**Problem statement**
Using the data below, copy each line that includes the word "real".

**Extracted data entries**

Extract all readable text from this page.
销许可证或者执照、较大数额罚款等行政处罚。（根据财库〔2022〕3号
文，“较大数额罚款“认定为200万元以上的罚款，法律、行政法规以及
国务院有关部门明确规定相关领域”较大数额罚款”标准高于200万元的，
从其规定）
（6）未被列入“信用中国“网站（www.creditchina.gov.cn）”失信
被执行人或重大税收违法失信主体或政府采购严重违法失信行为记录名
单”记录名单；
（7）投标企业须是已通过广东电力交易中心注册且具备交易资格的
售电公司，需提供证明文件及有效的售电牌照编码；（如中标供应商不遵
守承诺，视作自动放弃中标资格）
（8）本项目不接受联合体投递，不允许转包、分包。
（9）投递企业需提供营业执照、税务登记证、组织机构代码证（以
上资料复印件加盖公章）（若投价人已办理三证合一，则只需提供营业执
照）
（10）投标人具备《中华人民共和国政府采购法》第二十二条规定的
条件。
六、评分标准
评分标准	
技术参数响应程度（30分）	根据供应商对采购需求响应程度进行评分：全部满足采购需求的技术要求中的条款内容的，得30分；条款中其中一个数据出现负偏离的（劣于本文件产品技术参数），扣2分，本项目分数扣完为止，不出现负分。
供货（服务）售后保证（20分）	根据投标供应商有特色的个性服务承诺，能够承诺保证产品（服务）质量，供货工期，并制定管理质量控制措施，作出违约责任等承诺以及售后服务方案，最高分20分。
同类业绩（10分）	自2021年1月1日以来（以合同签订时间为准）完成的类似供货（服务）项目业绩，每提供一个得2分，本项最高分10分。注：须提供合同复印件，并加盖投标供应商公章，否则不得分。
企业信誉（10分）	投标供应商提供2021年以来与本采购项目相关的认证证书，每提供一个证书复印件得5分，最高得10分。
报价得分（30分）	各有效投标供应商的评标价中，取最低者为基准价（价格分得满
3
...
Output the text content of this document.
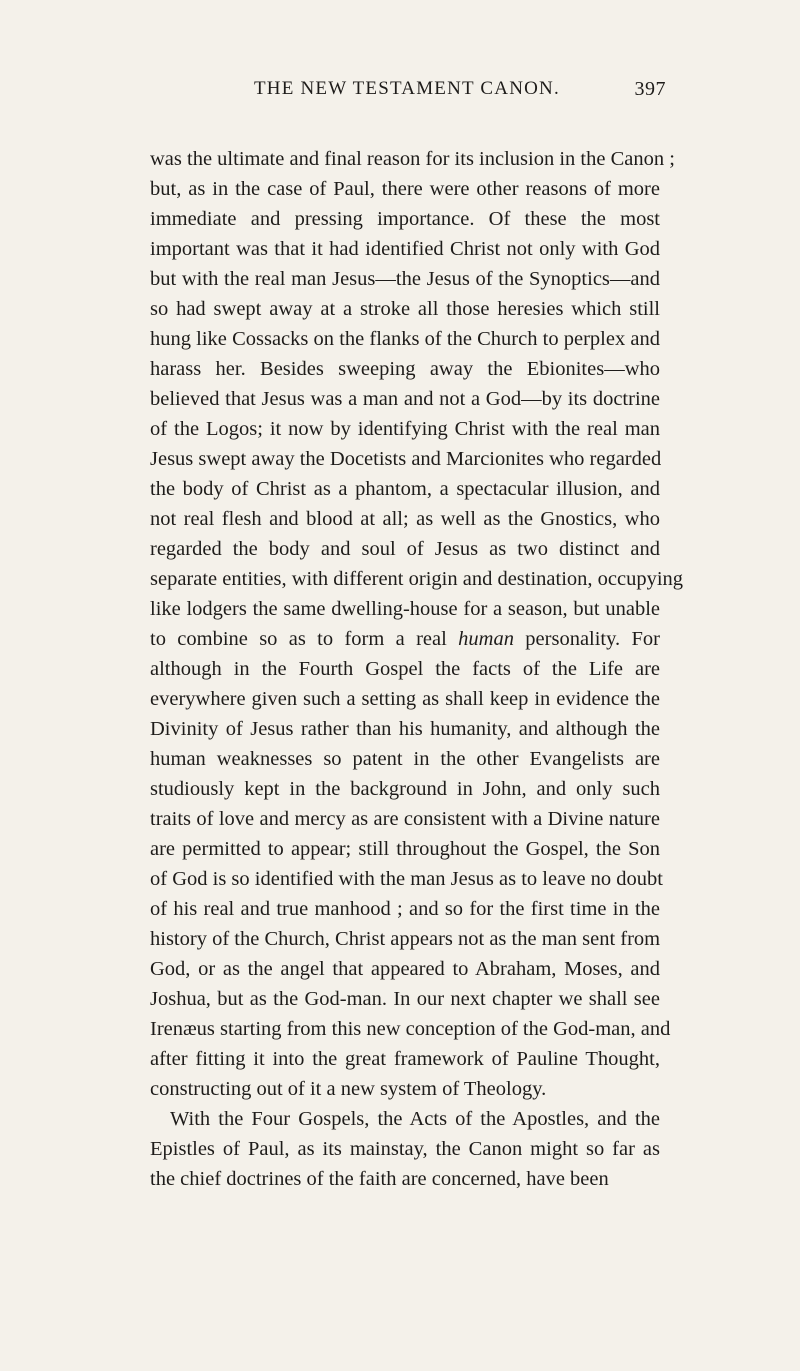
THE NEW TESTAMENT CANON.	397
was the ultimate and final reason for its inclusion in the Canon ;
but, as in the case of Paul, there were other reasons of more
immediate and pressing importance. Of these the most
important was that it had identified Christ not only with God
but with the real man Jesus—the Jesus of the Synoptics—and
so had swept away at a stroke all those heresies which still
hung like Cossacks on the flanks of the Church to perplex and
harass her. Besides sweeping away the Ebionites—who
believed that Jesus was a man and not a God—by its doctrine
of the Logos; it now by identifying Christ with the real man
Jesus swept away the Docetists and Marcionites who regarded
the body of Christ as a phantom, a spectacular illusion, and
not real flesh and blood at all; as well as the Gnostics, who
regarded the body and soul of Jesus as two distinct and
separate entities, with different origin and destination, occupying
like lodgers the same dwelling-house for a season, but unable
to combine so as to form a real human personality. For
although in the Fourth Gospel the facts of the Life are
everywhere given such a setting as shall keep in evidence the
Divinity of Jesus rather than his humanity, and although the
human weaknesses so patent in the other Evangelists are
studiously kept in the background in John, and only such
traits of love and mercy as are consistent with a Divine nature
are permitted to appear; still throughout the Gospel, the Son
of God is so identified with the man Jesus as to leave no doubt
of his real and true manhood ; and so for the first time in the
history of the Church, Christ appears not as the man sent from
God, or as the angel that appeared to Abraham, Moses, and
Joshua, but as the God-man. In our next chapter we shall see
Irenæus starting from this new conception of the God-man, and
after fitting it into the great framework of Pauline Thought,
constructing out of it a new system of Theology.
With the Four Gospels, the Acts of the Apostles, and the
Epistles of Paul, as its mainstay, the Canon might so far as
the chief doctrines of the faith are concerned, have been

**Written solution**
but with the real man Jesus—the Jesus of the Synoptics—and
of the Logos; it now by identifying Christ with the real man
not real flesh and blood at all; as well as the Gnostics, who
to combine so as to form a real human personality. For
of his real and true manhood ; and so for the first time in the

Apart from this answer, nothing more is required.